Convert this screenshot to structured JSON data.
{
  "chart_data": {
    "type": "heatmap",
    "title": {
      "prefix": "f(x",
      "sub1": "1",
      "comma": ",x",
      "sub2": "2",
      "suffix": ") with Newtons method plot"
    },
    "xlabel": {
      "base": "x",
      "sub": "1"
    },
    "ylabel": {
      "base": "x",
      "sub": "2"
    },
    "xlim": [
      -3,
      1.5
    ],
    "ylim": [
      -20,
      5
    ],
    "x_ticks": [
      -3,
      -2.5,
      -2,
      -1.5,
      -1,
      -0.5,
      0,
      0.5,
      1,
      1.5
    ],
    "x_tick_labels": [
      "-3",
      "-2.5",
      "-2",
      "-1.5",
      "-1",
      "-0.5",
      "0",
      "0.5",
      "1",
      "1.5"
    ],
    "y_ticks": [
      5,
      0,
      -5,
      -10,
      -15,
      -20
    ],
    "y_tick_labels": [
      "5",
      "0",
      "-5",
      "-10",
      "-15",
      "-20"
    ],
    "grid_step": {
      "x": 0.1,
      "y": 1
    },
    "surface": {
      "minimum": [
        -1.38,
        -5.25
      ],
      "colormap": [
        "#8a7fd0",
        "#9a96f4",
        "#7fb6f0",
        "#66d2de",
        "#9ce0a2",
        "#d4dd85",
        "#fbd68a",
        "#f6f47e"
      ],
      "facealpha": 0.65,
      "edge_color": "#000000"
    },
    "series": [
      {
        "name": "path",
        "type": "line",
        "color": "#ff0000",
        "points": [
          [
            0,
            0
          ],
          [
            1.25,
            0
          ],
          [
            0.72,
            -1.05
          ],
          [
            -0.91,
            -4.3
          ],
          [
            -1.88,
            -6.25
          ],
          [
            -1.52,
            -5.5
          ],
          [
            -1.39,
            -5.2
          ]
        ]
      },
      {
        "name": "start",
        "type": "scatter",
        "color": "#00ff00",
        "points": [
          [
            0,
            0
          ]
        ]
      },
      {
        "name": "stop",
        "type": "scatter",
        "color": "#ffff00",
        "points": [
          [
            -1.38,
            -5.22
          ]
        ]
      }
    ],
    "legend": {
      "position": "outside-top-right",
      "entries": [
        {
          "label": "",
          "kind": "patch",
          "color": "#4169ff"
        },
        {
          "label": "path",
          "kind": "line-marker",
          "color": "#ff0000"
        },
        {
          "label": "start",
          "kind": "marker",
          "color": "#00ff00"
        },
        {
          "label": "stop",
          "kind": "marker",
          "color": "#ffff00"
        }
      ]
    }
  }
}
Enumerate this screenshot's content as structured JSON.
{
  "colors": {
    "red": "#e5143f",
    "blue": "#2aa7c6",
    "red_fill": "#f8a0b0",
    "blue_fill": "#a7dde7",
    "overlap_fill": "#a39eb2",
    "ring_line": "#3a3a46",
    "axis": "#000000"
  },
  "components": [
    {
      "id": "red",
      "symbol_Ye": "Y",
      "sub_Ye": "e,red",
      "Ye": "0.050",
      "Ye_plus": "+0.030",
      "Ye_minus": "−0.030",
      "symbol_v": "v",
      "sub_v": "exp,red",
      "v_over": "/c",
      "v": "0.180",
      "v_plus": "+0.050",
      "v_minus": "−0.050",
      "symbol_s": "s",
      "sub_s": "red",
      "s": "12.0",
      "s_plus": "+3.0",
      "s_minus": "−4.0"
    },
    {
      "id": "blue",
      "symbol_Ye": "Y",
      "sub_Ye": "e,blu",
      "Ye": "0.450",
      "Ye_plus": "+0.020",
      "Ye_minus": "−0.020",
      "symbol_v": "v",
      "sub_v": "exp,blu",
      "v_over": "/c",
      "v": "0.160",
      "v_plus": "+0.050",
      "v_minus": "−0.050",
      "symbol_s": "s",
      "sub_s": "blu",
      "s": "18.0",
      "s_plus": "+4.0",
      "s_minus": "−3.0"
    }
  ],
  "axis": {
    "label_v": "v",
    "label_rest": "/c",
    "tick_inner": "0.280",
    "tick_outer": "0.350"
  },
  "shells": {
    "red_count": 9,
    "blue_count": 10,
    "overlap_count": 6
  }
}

++++++++

Brief » Take the line in which "Enumerate this screenshot's" occurs and each subsequent line through the end; give these lines again without alteration.

Solved exercise »
Enumerate this screenshot's content as structured JSON.
{
  "colors": {
    "red": "#e5143f",
    "blue": "#2aa7c6",
    "red_fill": "#f8a0b0",
    "blue_fill": "#a7dde7",
    "overlap_fill": "#a39eb2",
    "ring_line": "#3a3a46",
    "axis": "#000000"
  },
  "components": [
    {
      "id": "red",
      "symbol_Ye": "Y",
      "sub_Ye": "e,red",
      "Ye": "0.050",
      "Ye_plus": "+0.030",
      "Ye_minus": "−0.030",
      "symbol_v": "v",
      "sub_v": "exp,red",
      "v_over": "/c",
      "v": "0.180",
      "v_plus": "+0.050",
      "v_minus": "−0.050",
      "symbol_s": "s",
      "sub_s": "red",
      "s": "12.0",
      "s_plus": "+3.0",
      "s_minus": "−4.0"
    },
    {
      "id": "blue",
      "symbol_Ye": "Y",
      "sub_Ye": "e,blu",
      "Ye": "0.450",
      "Ye_plus": "+0.020",
      "Ye_minus": "−0.020",
      "symbol_v": "v",
      "sub_v": "exp,blu",
      "v_over": "/c",
      "v": "0.160",
      "v_plus": "+0.050",
      "v_minus": "−0.050",
      "symbol_s": "s",
      "sub_s": "blu",
      "s": "18.0",
      "s_plus": "+4.0",
      "s_minus": "−3.0"
    }
  ],
  "axis": {
    "label_v": "v",
    "label_rest": "/c",
    "tick_inner": "0.280",
    "tick_outer": "0.350"
  },
  "shells": {
    "red_count": 9,
    "blue_count": 10,
    "overlap_count": 6
  }
}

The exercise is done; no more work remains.